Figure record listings
__________________________________________________
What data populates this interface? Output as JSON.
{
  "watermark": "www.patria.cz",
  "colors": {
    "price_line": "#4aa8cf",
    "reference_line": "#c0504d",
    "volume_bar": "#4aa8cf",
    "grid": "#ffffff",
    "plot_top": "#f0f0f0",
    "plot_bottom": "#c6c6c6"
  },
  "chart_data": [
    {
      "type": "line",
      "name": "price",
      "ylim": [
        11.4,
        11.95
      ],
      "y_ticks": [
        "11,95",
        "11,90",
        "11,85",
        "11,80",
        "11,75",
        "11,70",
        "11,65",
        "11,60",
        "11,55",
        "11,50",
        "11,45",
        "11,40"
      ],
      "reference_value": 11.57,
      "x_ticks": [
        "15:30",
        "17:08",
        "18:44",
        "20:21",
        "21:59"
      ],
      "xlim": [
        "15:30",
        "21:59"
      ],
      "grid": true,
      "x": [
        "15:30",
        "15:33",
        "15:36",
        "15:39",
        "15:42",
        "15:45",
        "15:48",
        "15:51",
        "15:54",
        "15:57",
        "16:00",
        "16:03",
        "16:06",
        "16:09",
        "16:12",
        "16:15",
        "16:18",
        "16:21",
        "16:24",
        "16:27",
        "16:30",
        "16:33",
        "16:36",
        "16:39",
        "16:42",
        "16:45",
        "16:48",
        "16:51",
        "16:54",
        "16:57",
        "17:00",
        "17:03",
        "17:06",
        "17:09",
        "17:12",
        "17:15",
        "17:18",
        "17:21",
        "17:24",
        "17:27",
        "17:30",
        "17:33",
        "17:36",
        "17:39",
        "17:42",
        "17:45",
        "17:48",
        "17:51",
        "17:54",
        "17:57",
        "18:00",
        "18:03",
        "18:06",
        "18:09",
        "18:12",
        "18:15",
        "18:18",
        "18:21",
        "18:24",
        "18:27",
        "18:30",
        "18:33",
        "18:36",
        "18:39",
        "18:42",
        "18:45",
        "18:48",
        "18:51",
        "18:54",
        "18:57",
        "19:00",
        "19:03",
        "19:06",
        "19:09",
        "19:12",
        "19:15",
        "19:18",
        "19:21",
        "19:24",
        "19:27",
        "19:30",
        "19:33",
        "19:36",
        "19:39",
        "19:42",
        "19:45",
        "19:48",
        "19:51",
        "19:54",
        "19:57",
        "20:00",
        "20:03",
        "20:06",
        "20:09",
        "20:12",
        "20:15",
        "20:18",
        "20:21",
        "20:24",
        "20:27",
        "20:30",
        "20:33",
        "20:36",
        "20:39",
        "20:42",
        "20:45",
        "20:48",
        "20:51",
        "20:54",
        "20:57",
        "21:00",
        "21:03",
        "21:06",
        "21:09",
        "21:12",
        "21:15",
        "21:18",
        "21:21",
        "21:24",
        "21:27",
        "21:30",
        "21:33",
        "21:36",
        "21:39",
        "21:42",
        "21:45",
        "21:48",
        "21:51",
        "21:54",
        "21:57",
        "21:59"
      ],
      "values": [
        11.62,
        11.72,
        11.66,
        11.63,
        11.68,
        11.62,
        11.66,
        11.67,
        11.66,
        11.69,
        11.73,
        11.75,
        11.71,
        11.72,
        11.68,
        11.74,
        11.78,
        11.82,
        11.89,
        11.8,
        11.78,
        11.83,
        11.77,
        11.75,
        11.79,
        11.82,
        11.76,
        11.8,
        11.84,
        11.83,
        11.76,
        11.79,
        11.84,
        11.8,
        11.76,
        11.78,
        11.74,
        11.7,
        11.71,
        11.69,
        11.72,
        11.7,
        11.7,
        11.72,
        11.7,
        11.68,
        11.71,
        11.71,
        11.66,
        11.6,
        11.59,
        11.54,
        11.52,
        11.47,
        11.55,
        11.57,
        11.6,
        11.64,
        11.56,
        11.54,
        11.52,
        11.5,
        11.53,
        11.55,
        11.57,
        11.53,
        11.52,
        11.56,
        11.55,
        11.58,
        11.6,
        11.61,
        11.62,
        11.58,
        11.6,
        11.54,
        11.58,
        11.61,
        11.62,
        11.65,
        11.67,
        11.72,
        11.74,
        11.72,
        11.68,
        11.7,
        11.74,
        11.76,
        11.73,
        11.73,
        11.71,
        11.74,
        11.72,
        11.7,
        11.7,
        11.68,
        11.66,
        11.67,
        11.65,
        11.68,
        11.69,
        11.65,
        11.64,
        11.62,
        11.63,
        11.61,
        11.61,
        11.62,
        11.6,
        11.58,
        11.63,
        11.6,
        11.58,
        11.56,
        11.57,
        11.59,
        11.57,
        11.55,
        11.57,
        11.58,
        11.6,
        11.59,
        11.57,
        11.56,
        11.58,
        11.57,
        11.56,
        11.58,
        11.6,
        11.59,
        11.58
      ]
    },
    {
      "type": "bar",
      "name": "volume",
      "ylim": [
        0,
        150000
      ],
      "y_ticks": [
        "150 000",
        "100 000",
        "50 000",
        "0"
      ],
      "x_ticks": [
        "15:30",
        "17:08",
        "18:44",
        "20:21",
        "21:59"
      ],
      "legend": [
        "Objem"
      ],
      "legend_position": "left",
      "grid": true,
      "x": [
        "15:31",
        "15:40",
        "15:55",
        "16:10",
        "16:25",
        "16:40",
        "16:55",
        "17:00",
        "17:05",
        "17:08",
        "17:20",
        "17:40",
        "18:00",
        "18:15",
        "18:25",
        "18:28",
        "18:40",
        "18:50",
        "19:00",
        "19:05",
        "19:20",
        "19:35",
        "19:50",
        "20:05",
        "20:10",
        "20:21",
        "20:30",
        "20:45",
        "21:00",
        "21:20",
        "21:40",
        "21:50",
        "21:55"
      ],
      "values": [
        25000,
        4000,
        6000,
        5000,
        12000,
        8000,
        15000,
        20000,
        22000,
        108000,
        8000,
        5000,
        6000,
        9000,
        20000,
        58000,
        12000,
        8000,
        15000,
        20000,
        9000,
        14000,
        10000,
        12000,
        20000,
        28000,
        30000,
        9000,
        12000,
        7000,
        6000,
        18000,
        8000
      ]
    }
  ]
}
__________________________________________________
Reproduce each record exactly as it appears.

What data populates this interface? Output as JSON.
{
  "watermark": "www.patria.cz",
  "colors": {
    "price_line": "#4aa8cf",
    "reference_line": "#c0504d",
    "volume_bar": "#4aa8cf",
    "grid": "#ffffff",
    "plot_top": "#f0f0f0",
    "plot_bottom": "#c6c6c6"
  },
  "chart_data": [
    {
      "type": "line",
      "name": "price",
      "ylim": [
        11.4,
        11.95
      ],
      "y_ticks": [
        "11,95",
        "11,90",
        "11,85",
        "11,80",
        "11,75",
        "11,70",
        "11,65",
        "11,60",
        "11,55",
        "11,50",
        "11,45",
        "11,40"
      ],
      "reference_value": 11.57,
      "x_ticks": [
        "15:30",
        "17:08",
        "18:44",
        "20:21",
        "21:59"
      ],
      "xlim": [
        "15:30",
        "21:59"
      ],
      "grid": true,
      "x": [
        "15:30",
        "15:33",
        "15:36",
        "15:39",
        "15:42",
        "15:45",
        "15:48",
        "15:51",
        "15:54",
        "15:57",
        "16:00",
        "16:03",
        "16:06",
        "16:09",
        "16:12",
        "16:15",
        "16:18",
        "16:21",
        "16:24",
        "16:27",
        "16:30",
        "16:33",
        "16:36",
        "16:39",
        "16:42",
        "16:45",
        "16:48",
        "16:51",
        "16:54",
        "16:57",
        "17:00",
        "17:03",
        "17:06",
        "17:09",
        "17:12",
        "17:15",
        "17:18",
        "17:21",
        "17:24",
        "17:27",
        "17:30",
        "17:33",
        "17:36",
        "17:39",
        "17:42",
        "17:45",
        "17:48",
        "17:51",
        "17:54",
        "17:57",
        "18:00",
        "18:03",
        "18:06",
        "18:09",
        "18:12",
        "18:15",
        "18:18",
        "18:21",
        "18:24",
        "18:27",
        "18:30",
        "18:33",
        "18:36",
        "18:39",
        "18:42",
        "18:45",
        "18:48",
        "18:51",
        "18:54",
        "18:57",
        "19:00",
        "19:03",
        "19:06",
        "19:09",
        "19:12",
        "19:15",
        "19:18",
        "19:21",
        "19:24",
        "19:27",
        "19:30",
        "19:33",
        "19:36",
        "19:39",
        "19:42",
        "19:45",
        "19:48",
        "19:51",
        "19:54",
        "19:57",
        "20:00",
        "20:03",
        "20:06",
        "20:09",
        "20:12",
        "20:15",
        "20:18",
        "20:21",
        "20:24",
        "20:27",
        "20:30",
        "20:33",
        "20:36",
        "20:39",
        "20:42",
        "20:45",
        "20:48",
        "20:51",
        "20:54",
        "20:57",
        "21:00",
        "21:03",
        "21:06",
        "21:09",
        "21:12",
        "21:15",
        "21:18",
        "21:21",
        "21:24",
        "21:27",
        "21:30",
        "21:33",
        "21:36",
        "21:39",
        "21:42",
        "21:45",
        "21:48",
        "21:51",
        "21:54",
        "21:57",
        "21:59"
      ],
      "values": [
        11.62,
        11.72,
        11.66,
        11.63,
        11.68,
        11.62,
        11.66,
        11.67,
        11.66,
        11.69,
        11.73,
        11.75,
        11.71,
        11.72,
        11.68,
        11.74,
        11.78,
        11.82,
        11.89,
        11.8,
        11.78,
        11.83,
        11.77,
        11.75,
        11.79,
        11.82,
        11.76,
        11.8,
        11.84,
        11.83,
        11.76,
        11.79,
        11.84,
        11.8,
        11.76,
        11.78,
        11.74,
        11.7,
        11.71,
        11.69,
        11.72,
        11.7,
        11.7,
        11.72,
        11.7,
        11.68,
        11.71,
        11.71,
        11.66,
        11.6,
        11.59,
        11.54,
        11.52,
        11.47,
        11.55,
        11.57,
        11.6,
        11.64,
        11.56,
        11.54,
        11.52,
        11.5,
        11.53,
        11.55,
        11.57,
        11.53,
        11.52,
        11.56,
        11.55,
        11.58,
        11.6,
        11.61,
        11.62,
        11.58,
        11.6,
        11.54,
        11.58,
        11.61,
        11.62,
        11.65,
        11.67,
        11.72,
        11.74,
        11.72,
        11.68,
        11.7,
        11.74,
        11.76,
        11.73,
        11.73,
        11.71,
        11.74,
        11.72,
        11.7,
        11.7,
        11.68,
        11.66,
        11.67,
        11.65,
        11.68,
        11.69,
        11.65,
        11.64,
        11.62,
        11.63,
        11.61,
        11.61,
        11.62,
        11.6,
        11.58,
        11.63,
        11.6,
        11.58,
        11.56,
        11.57,
        11.59,
        11.57,
        11.55,
        11.57,
        11.58,
        11.6,
        11.59,
        11.57,
        11.56,
        11.58,
        11.57,
        11.56,
        11.58,
        11.6,
        11.59,
        11.58
      ]
    },
    {
      "type": "bar",
      "name": "volume",
      "ylim": [
        0,
        150000
      ],
      "y_ticks": [
        "150 000",
        "100 000",
        "50 000",
        "0"
      ],
      "x_ticks": [
        "15:30",
        "17:08",
        "18:44",
        "20:21",
        "21:59"
      ],
      "legend": [
        "Objem"
      ],
      "legend_position": "left",
      "grid": true,
      "x": [
        "15:31",
        "15:40",
        "15:55",
        "16:10",
        "16:25",
        "16:40",
        "16:55",
        "17:00",
        "17:05",
        "17:08",
        "17:20",
        "17:40",
        "18:00",
        "18:15",
        "18:25",
        "18:28",
        "18:40",
        "18:50",
        "19:00",
        "19:05",
        "19:20",
        "19:35",
        "19:50",
        "20:05",
        "20:10",
        "20:21",
        "20:30",
        "20:45",
        "21:00",
        "21:20",
        "21:40",
        "21:50",
        "21:55"
      ],
      "values": [
        25000,
        4000,
        6000,
        5000,
        12000,
        8000,
        15000,
        20000,
        22000,
        108000,
        8000,
        5000,
        6000,
        9000,
        20000,
        58000,
        12000,
        8000,
        15000,
        20000,
        9000,
        14000,
        10000,
        12000,
        20000,
        28000,
        30000,
        9000,
        12000,
        7000,
        6000,
        18000,
        8000
      ]
    }
  ]
}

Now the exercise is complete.